Instructions to follow:
Copy every line from the data below in which the string "JSON" can be found.

Input records:
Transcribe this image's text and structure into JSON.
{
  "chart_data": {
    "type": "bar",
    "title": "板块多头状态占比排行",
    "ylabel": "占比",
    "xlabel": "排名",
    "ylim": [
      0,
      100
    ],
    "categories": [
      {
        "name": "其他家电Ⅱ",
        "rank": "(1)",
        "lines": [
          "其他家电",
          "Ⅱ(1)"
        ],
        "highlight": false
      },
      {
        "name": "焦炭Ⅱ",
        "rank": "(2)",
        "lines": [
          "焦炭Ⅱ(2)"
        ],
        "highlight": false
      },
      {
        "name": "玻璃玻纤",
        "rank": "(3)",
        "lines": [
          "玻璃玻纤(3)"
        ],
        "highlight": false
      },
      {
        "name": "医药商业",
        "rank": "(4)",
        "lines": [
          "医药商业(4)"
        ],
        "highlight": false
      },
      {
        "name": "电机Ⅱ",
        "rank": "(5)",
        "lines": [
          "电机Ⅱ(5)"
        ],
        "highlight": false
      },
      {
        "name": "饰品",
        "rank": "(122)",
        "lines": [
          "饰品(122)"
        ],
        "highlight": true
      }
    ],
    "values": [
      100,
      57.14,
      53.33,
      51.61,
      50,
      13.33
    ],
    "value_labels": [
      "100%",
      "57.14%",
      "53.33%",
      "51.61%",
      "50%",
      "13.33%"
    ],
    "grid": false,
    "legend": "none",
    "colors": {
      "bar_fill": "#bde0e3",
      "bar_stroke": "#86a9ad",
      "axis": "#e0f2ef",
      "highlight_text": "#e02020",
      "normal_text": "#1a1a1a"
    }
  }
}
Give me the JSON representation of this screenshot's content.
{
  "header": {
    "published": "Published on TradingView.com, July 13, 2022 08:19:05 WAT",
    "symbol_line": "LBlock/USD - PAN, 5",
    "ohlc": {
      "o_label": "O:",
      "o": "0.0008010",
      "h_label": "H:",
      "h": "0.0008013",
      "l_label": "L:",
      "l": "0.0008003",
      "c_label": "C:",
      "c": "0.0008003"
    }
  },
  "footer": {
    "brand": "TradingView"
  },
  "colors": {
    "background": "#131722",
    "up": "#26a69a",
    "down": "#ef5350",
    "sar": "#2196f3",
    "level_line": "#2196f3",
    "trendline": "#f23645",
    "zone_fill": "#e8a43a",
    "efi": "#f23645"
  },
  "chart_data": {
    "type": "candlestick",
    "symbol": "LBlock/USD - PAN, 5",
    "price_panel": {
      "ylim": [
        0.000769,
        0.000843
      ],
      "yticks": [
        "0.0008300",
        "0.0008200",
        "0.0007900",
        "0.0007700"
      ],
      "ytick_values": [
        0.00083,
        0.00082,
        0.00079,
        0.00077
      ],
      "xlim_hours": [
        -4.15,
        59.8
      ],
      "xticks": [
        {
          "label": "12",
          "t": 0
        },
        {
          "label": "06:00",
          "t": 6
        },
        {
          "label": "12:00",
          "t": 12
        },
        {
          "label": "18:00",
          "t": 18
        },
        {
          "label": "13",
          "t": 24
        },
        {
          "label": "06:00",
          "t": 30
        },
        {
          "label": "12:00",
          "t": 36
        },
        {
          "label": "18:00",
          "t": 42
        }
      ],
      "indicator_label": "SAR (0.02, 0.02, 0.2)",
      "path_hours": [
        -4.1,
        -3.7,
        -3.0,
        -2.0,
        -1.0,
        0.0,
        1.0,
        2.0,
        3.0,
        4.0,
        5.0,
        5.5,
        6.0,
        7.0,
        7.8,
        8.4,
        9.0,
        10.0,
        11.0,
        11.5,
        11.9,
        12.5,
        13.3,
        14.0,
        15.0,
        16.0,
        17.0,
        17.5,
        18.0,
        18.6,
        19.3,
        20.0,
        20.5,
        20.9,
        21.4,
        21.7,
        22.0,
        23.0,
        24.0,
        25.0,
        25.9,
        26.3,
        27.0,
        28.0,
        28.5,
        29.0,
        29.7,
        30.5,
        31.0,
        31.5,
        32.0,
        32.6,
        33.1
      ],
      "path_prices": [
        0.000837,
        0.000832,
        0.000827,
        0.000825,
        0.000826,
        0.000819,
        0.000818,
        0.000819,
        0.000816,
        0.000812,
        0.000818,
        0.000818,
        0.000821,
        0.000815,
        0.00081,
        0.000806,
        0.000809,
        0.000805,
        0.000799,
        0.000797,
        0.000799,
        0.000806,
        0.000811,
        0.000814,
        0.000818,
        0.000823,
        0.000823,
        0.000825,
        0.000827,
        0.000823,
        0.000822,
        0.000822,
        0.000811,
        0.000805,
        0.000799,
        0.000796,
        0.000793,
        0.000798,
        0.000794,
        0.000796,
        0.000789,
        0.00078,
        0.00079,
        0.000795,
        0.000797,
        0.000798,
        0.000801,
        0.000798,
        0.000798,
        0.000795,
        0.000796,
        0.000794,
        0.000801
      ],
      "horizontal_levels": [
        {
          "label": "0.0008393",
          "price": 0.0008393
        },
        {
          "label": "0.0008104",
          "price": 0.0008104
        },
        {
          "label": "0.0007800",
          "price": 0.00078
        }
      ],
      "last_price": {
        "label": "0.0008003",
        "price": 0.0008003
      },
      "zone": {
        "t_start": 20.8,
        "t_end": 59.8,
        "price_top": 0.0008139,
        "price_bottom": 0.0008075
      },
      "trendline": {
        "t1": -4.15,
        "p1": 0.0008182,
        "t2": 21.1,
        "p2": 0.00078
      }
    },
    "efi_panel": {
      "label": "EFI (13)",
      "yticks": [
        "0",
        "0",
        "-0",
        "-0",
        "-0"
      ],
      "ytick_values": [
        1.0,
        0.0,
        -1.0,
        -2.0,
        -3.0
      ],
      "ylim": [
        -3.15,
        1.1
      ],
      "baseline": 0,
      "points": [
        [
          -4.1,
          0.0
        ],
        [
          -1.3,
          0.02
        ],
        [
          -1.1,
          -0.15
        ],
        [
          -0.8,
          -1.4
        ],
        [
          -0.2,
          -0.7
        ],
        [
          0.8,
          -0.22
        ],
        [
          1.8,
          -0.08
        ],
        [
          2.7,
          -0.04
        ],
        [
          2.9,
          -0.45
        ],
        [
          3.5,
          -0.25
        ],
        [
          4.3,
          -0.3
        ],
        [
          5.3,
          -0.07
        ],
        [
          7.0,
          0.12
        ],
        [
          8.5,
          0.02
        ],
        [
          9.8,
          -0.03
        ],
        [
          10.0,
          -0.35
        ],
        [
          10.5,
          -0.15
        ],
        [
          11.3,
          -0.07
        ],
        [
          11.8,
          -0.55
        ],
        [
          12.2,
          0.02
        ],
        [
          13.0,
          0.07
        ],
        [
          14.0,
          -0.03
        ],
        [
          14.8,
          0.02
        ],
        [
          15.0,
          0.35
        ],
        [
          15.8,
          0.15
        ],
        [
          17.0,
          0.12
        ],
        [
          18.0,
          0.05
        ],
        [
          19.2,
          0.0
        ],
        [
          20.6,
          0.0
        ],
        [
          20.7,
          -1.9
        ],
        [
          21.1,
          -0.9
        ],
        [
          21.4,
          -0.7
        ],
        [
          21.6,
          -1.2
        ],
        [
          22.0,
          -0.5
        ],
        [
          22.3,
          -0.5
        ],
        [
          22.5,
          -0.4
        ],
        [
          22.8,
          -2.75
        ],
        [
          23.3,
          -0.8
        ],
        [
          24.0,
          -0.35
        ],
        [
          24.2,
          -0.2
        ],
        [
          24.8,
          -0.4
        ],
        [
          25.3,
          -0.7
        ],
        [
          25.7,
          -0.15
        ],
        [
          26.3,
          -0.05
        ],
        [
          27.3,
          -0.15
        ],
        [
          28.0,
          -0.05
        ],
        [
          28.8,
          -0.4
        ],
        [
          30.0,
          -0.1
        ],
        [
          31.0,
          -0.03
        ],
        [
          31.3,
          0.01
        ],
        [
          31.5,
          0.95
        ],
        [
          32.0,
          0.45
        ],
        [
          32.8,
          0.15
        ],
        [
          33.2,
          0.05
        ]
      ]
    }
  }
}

Task result:
Transcribe this image's text and structure into JSON.
Give me the JSON representation of this screenshot's content.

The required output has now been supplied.